─── Data listing ───

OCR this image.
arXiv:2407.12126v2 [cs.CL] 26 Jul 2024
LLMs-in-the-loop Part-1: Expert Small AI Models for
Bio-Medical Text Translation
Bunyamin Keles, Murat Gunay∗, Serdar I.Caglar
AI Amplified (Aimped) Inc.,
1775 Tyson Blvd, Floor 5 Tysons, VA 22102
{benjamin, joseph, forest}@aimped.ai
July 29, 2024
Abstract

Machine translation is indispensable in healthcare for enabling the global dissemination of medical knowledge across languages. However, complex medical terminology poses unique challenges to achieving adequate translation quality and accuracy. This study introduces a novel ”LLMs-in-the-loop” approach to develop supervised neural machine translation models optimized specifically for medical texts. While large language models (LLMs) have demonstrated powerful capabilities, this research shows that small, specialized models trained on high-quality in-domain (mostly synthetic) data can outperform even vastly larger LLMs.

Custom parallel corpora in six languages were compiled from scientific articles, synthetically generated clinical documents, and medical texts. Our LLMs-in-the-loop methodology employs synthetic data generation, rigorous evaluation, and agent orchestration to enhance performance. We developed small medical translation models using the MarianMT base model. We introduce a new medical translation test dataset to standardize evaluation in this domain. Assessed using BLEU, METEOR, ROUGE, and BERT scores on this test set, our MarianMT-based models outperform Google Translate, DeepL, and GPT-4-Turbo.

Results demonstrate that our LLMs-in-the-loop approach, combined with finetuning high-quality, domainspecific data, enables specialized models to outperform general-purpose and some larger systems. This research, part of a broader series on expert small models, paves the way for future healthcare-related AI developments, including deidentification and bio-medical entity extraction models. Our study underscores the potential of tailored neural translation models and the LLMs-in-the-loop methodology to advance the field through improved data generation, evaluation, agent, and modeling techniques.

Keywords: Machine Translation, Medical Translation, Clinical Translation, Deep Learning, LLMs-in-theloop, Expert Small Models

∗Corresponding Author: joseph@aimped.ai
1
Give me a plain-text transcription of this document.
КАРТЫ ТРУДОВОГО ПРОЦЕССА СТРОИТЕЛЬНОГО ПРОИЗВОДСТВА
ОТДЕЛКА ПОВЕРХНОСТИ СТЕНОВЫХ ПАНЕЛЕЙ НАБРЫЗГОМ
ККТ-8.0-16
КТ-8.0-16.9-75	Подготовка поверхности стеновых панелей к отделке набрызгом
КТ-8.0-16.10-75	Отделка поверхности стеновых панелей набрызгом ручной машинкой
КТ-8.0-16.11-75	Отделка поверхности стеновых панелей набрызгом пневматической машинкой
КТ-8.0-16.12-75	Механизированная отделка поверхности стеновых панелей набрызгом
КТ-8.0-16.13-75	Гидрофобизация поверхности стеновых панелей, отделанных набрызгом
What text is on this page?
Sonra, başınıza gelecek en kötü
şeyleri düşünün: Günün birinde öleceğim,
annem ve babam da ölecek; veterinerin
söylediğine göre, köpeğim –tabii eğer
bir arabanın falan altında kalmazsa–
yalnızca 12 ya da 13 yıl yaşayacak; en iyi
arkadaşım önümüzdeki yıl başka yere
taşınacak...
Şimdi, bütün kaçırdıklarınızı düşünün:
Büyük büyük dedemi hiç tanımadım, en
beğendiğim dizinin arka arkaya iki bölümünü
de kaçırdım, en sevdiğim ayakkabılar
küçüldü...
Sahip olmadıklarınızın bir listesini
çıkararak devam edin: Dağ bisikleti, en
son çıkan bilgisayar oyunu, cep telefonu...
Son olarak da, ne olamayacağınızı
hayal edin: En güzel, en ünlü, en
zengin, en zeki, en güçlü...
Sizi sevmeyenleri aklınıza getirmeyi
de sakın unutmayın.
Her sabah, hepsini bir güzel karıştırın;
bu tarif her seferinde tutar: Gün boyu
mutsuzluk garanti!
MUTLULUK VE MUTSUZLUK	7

───

[What you need to do]: Output an exact copy of each record.

[Response]:
OCR this image.
arXiv:2407.12126v2 [cs.CL] 26 Jul 2024
LLMs-in-the-loop Part-1: Expert Small AI Models for
Bio-Medical Text Translation
Bunyamin Keles, Murat Gunay∗, Serdar I.Caglar
AI Amplified (Aimped) Inc.,
1775 Tyson Blvd, Floor 5 Tysons, VA 22102
{benjamin, joseph, forest}@aimped.ai
July 29, 2024
Abstract

Machine translation is indispensable in healthcare for enabling the global dissemination of medical knowledge across languages. However, complex medical terminology poses unique challenges to achieving adequate translation quality and accuracy. This study introduces a novel ”LLMs-in-the-loop” approach to develop supervised neural machine translation models optimized specifically for medical texts. While large language models (LLMs) have demonstrated powerful capabilities, this research shows that small, specialized models trained on high-quality in-domain (mostly synthetic) data can outperform even vastly larger LLMs.

Custom parallel corpora in six languages were compiled from scientific articles, synthetically generated clinical documents, and medical texts. Our LLMs-in-the-loop methodology employs synthetic data generation, rigorous evaluation, and agent orchestration to enhance performance. We developed small medical translation models using the MarianMT base model. We introduce a new medical translation test dataset to standardize evaluation in this domain. Assessed using BLEU, METEOR, ROUGE, and BERT scores on this test set, our MarianMT-based models outperform Google Translate, DeepL, and GPT-4-Turbo.

Results demonstrate that our LLMs-in-the-loop approach, combined with finetuning high-quality, domainspecific data, enables specialized models to outperform general-purpose and some larger systems. This research, part of a broader series on expert small models, paves the way for future healthcare-related AI developments, including deidentification and bio-medical entity extraction models. Our study underscores the potential of tailored neural translation models and the LLMs-in-the-loop methodology to advance the field through improved data generation, evaluation, agent, and modeling techniques.

Keywords: Machine Translation, Medical Translation, Clinical Translation, Deep Learning, LLMs-in-theloop, Expert Small Models

∗Corresponding Author: joseph@aimped.ai
1
Give me a plain-text transcription of this document.
КАРТЫ ТРУДОВОГО ПРОЦЕССА СТРОИТЕЛЬНОГО ПРОИЗВОДСТВА
ОТДЕЛКА ПОВЕРХНОСТИ СТЕНОВЫХ ПАНЕЛЕЙ НАБРЫЗГОМ
ККТ-8.0-16
КТ-8.0-16.9-75	Подготовка поверхности стеновых панелей к отделке набрызгом
КТ-8.0-16.10-75	Отделка поверхности стеновых панелей набрызгом ручной машинкой
КТ-8.0-16.11-75	Отделка поверхности стеновых панелей набрызгом пневматической машинкой
КТ-8.0-16.12-75	Механизированная отделка поверхности стеновых панелей набрызгом
КТ-8.0-16.13-75	Гидрофобизация поверхности стеновых панелей, отделанных набрызгом
What text is on this page?
Sonra, başınıza gelecek en kötü
şeyleri düşünün: Günün birinde öleceğim,
annem ve babam da ölecek; veterinerin
söylediğine göre, köpeğim –tabii eğer
bir arabanın falan altında kalmazsa–
yalnızca 12 ya da 13 yıl yaşayacak; en iyi
arkadaşım önümüzdeki yıl başka yere
taşınacak...
Şimdi, bütün kaçırdıklarınızı düşünün:
Büyük büyük dedemi hiç tanımadım, en
beğendiğim dizinin arka arkaya iki bölümünü
de kaçırdım, en sevdiğim ayakkabılar
küçüldü...
Sahip olmadıklarınızın bir listesini
çıkararak devam edin: Dağ bisikleti, en
son çıkan bilgisayar oyunu, cep telefonu...
Son olarak da, ne olamayacağınızı
hayal edin: En güzel, en ünlü, en
zengin, en zeki, en güçlü...
Sizi sevmeyenleri aklınıza getirmeyi
de sakın unutmayın.
Her sabah, hepsini bir güzel karıştırın;
bu tarif her seferinde tutar: Gün boyu
mutsuzluk garanti!
MUTLULUK VE MUTSUZLUK	7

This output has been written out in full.